Given data.
***

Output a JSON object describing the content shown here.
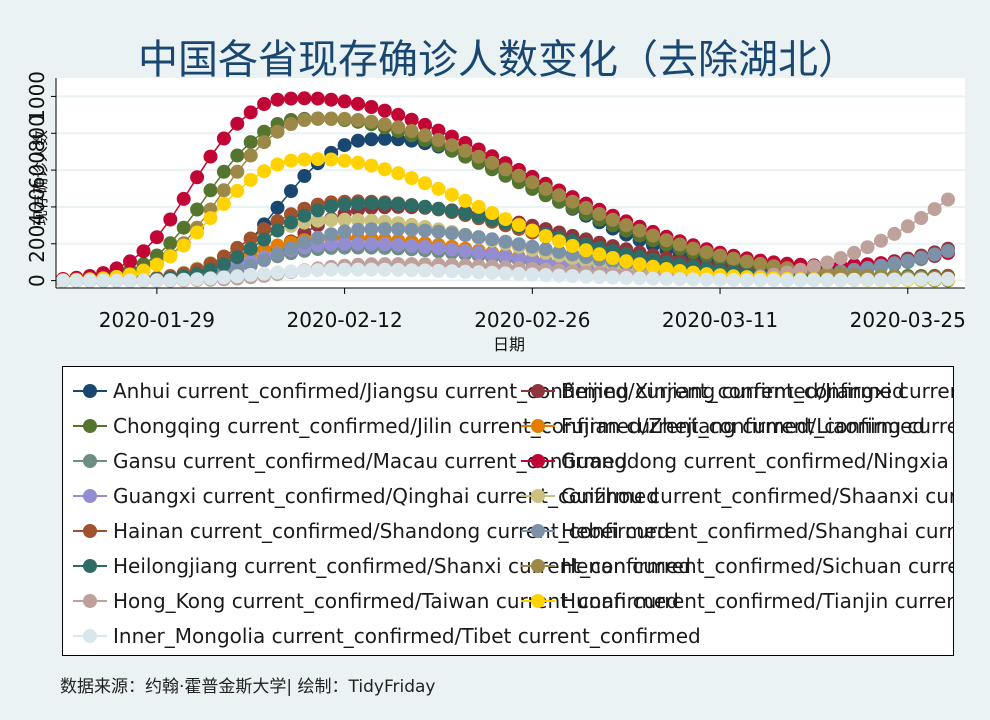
{
  "chart_data": {
    "type": "scatter",
    "title": "中国各省现存确诊人数变化（去除湖北）",
    "xlabel": "日期",
    "ylabel": "现存确诊人数",
    "x_ticks": [
      "2020-01-29",
      "2020-02-12",
      "2020-02-26",
      "2020-03-11",
      "2020-03-25"
    ],
    "y_ticks": [
      0,
      200,
      400,
      600,
      800,
      1000
    ],
    "y_tick_labels": [
      "0",
      "200",
      "400",
      "600",
      "800",
      "1000"
    ],
    "ylim": [
      -40,
      1100
    ],
    "grid": true,
    "legend_placement": "bottom",
    "x_start": "2020-01-22",
    "x_end": "2020-03-28",
    "series": [
      {
        "name": "Anhui current_confirmed/Jiangsu current_confirmed/Xinjiang current_confirmed",
        "color": "#1a476f",
        "peak": 770,
        "peak_day": 24,
        "width": 12,
        "tail": 0
      },
      {
        "name": "Beijing current_confirmed/Jiangxi current_confirmed/Yunnan current_confirmed",
        "color": "#90353b",
        "peak": 400,
        "peak_day": 25,
        "width": 13,
        "tail": 170
      },
      {
        "name": "Chongqing current_confirmed/Jilin current_confirmed/Zhejiang current_confirmed",
        "color": "#55752f",
        "peak": 880,
        "peak_day": 19,
        "width": 15,
        "tail": 20
      },
      {
        "name": "Fujian current_confirmed/Liaoning current_confirmed",
        "color": "#e37e00",
        "peak": 230,
        "peak_day": 21,
        "width": 12,
        "tail": 10
      },
      {
        "name": "Gansu current_confirmed/Macau current_confirmed",
        "color": "#6e8e84",
        "peak": 180,
        "peak_day": 22,
        "width": 12,
        "tail": 150
      },
      {
        "name": "Guangdong current_confirmed/Ningxia current_confirmed",
        "color": "#c10534",
        "peak": 990,
        "peak_day": 18,
        "width": 16,
        "tail": 140
      },
      {
        "name": "Guangxi current_confirmed/Qinghai current_confirmed",
        "color": "#938dd2",
        "peak": 200,
        "peak_day": 22,
        "width": 12,
        "tail": 10
      },
      {
        "name": "Guizhou current_confirmed/Shaanxi current_confirmed",
        "color": "#cac27e",
        "peak": 330,
        "peak_day": 21,
        "width": 12,
        "tail": 5
      },
      {
        "name": "Hainan current_confirmed/Shandong current_confirmed",
        "color": "#a0522d",
        "peak": 430,
        "peak_day": 22,
        "width": 13,
        "tail": 20
      },
      {
        "name": "Hebei current_confirmed/Shanghai current_confirmed",
        "color": "#7b92a8",
        "peak": 280,
        "peak_day": 24,
        "width": 12,
        "tail": 160
      },
      {
        "name": "Heilongjiang current_confirmed/Shanxi current_confirmed",
        "color": "#2d6d66",
        "peak": 420,
        "peak_day": 23,
        "width": 13,
        "tail": 10
      },
      {
        "name": "Henan current_confirmed/Sichuan current_confirmed",
        "color": "#9c8847",
        "peak": 880,
        "peak_day": 20,
        "width": 15,
        "tail": 5
      },
      {
        "name": "Hong_Kong current_confirmed/Taiwan current_confirmed",
        "color": "#bfa19c",
        "peak": 90,
        "peak_day": 25,
        "width": 12,
        "tail": 440
      },
      {
        "name": "Hunan current_confirmed/Tianjin current_confirmed",
        "color": "#ffd200",
        "peak": 660,
        "peak_day": 19,
        "width": 12,
        "tail": 5
      },
      {
        "name": "Inner_Mongolia current_confirmed/Tibet current_confirmed",
        "color": "#d9e6eb",
        "peak": 60,
        "peak_day": 22,
        "width": 12,
        "tail": 10
      }
    ]
  },
  "caption": "数据来源：约翰·霍普金斯大学| 绘制：TidyFriday"
}
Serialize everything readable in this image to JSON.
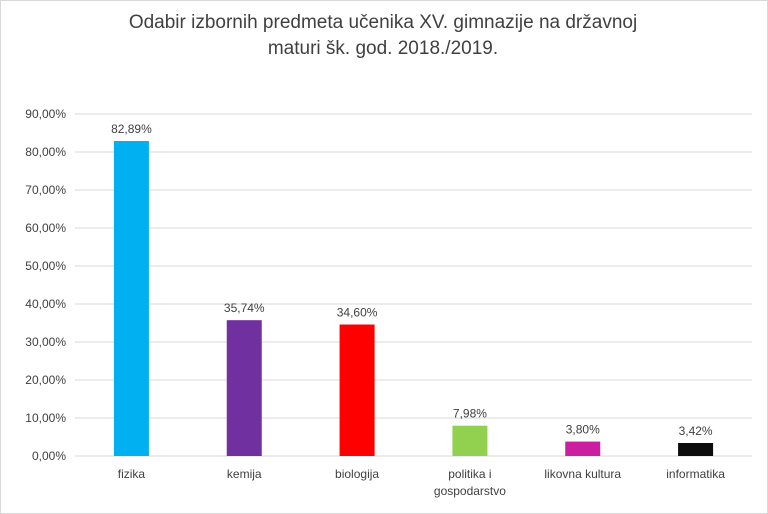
{
  "chart_data": {
    "type": "bar",
    "title_lines": [
      "Odabir izbornih predmeta učenika XV. gimnazije na državnoj",
      "maturi šk. god. 2018./2019."
    ],
    "categories": [
      [
        "fizika"
      ],
      [
        "kemija"
      ],
      [
        "biologija"
      ],
      [
        "politika i",
        "gospodarstvo"
      ],
      [
        "likovna kultura"
      ],
      [
        "informatika"
      ]
    ],
    "values": [
      82.89,
      35.74,
      34.6,
      7.98,
      3.8,
      3.42
    ],
    "data_labels": [
      "82,89%",
      "35,74%",
      "34,60%",
      "7,98%",
      "3,80%",
      "3,42%"
    ],
    "bar_colors": [
      "#00b0f0",
      "#7030a0",
      "#ff0000",
      "#92d050",
      "#cc1ea0",
      "#0d0d0d"
    ],
    "ylim": [
      0,
      90
    ],
    "y_ticks": [
      0,
      10,
      20,
      30,
      40,
      50,
      60,
      70,
      80,
      90
    ],
    "y_tick_labels": [
      "0,00%",
      "10,00%",
      "20,00%",
      "30,00%",
      "40,00%",
      "50,00%",
      "60,00%",
      "70,00%",
      "80,00%",
      "90,00%"
    ],
    "grid": true,
    "gridline_color": "#d9d9d9",
    "xlabel": "",
    "ylabel": ""
  }
}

***

Do this.
Retype everything in the material word for word, minus pictures.

Result of this exercise.
Output a JSON object describing the content shown here.
{
  "chart_data": {
    "type": "scatter",
    "title": "中国各省现存确诊人数变化（去除湖北）",
    "xlabel": "日期",
    "ylabel": "现存确诊人数",
    "x_ticks": [
      "2020-01-29",
      "2020-02-12",
      "2020-02-26",
      "2020-03-11",
      "2020-03-25"
    ],
    "y_ticks": [
      0,
      200,
      400,
      600,
      800,
      1000
    ],
    "y_tick_labels": [
      "0",
      "200",
      "400",
      "600",
      "800",
      "1000"
    ],
    "ylim": [
      -40,
      1100
    ],
    "grid": true,
    "legend_placement": "bottom",
    "x_start": "2020-01-22",
    "x_end": "2020-03-28",
    "series": [
      {
        "name": "Anhui current_confirmed/Jiangsu current_confirmed/Xinjiang current_confirmed",
        "color": "#1a476f",
        "peak": 770,
        "peak_day": 24,
        "width": 12,
        "tail": 0
      },
      {
        "name": "Beijing current_confirmed/Jiangxi current_confirmed/Yunnan current_confirmed",
        "color": "#90353b",
        "peak": 400,
        "peak_day": 25,
        "width": 13,
        "tail": 170
      },
      {
        "name": "Chongqing current_confirmed/Jilin current_confirmed/Zhejiang current_confirmed",
        "color": "#55752f",
        "peak": 880,
        "peak_day": 19,
        "width": 15,
        "tail": 20
      },
      {
        "name": "Fujian current_confirmed/Liaoning current_confirmed",
        "color": "#e37e00",
        "peak": 230,
        "peak_day": 21,
        "width": 12,
        "tail": 10
      },
      {
        "name": "Gansu current_confirmed/Macau current_confirmed",
        "color": "#6e8e84",
        "peak": 180,
        "peak_day": 22,
        "width": 12,
        "tail": 150
      },
      {
        "name": "Guangdong current_confirmed/Ningxia current_confirmed",
        "color": "#c10534",
        "peak": 990,
        "peak_day": 18,
        "width": 16,
        "tail": 140
      },
      {
        "name": "Guangxi current_confirmed/Qinghai current_confirmed",
        "color": "#938dd2",
        "peak": 200,
        "peak_day": 22,
        "width": 12,
        "tail": 10
      },
      {
        "name": "Guizhou current_confirmed/Shaanxi current_confirmed",
        "color": "#cac27e",
        "peak": 330,
        "peak_day": 21,
        "width": 12,
        "tail": 5
      },
      {
        "name": "Hainan current_confirmed/Shandong current_confirmed",
        "color": "#a0522d",
        "peak": 430,
        "peak_day": 22,
        "width": 13,
        "tail": 20
      },
      {
        "name": "Hebei current_confirmed/Shanghai current_confirmed",
        "color": "#7b92a8",
        "peak": 280,
        "peak_day": 24,
        "width": 12,
        "tail": 160
      },
      {
        "name": "Heilongjiang current_confirmed/Shanxi current_confirmed",
        "color": "#2d6d66",
        "peak": 420,
        "peak_day": 23,
        "width": 13,
        "tail": 10
      },
      {
        "name": "Henan current_confirmed/Sichuan current_confirmed",
        "color": "#9c8847",
        "peak": 880,
        "peak_day": 20,
        "width": 15,
        "tail": 5
      },
      {
        "name": "Hong_Kong current_confirmed/Taiwan current_confirmed",
        "color": "#bfa19c",
        "peak": 90,
        "peak_day": 25,
        "width": 12,
        "tail": 440
      },
      {
        "name": "Hunan current_confirmed/Tianjin current_confirmed",
        "color": "#ffd200",
        "peak": 660,
        "peak_day": 19,
        "width": 12,
        "tail": 5
      },
      {
        "name": "Inner_Mongolia current_confirmed/Tibet current_confirmed",
        "color": "#d9e6eb",
        "peak": 60,
        "peak_day": 22,
        "width": 12,
        "tail": 10
      }
    ]
  },
  "caption": "数据来源：约翰·霍普金斯大学| 绘制：TidyFriday"
}
Serialize everything readable in this image to JSON.
{
  "chart_data": {
    "type": "bar",
    "title_lines": [
      "Odabir izbornih predmeta učenika XV. gimnazije na državnoj",
      "maturi šk. god. 2018./2019."
    ],
    "categories": [
      [
        "fizika"
      ],
      [
        "kemija"
      ],
      [
        "biologija"
      ],
      [
        "politika i",
        "gospodarstvo"
      ],
      [
        "likovna kultura"
      ],
      [
        "informatika"
      ]
    ],
    "values": [
      82.89,
      35.74,
      34.6,
      7.98,
      3.8,
      3.42
    ],
    "data_labels": [
      "82,89%",
      "35,74%",
      "34,60%",
      "7,98%",
      "3,80%",
      "3,42%"
    ],
    "bar_colors": [
      "#00b0f0",
      "#7030a0",
      "#ff0000",
      "#92d050",
      "#cc1ea0",
      "#0d0d0d"
    ],
    "ylim": [
      0,
      90
    ],
    "y_ticks": [
      0,
      10,
      20,
      30,
      40,
      50,
      60,
      70,
      80,
      90
    ],
    "y_tick_labels": [
      "0,00%",
      "10,00%",
      "20,00%",
      "30,00%",
      "40,00%",
      "50,00%",
      "60,00%",
      "70,00%",
      "80,00%",
      "90,00%"
    ],
    "grid": true,
    "gridline_color": "#d9d9d9",
    "xlabel": "",
    "ylabel": ""
  }
}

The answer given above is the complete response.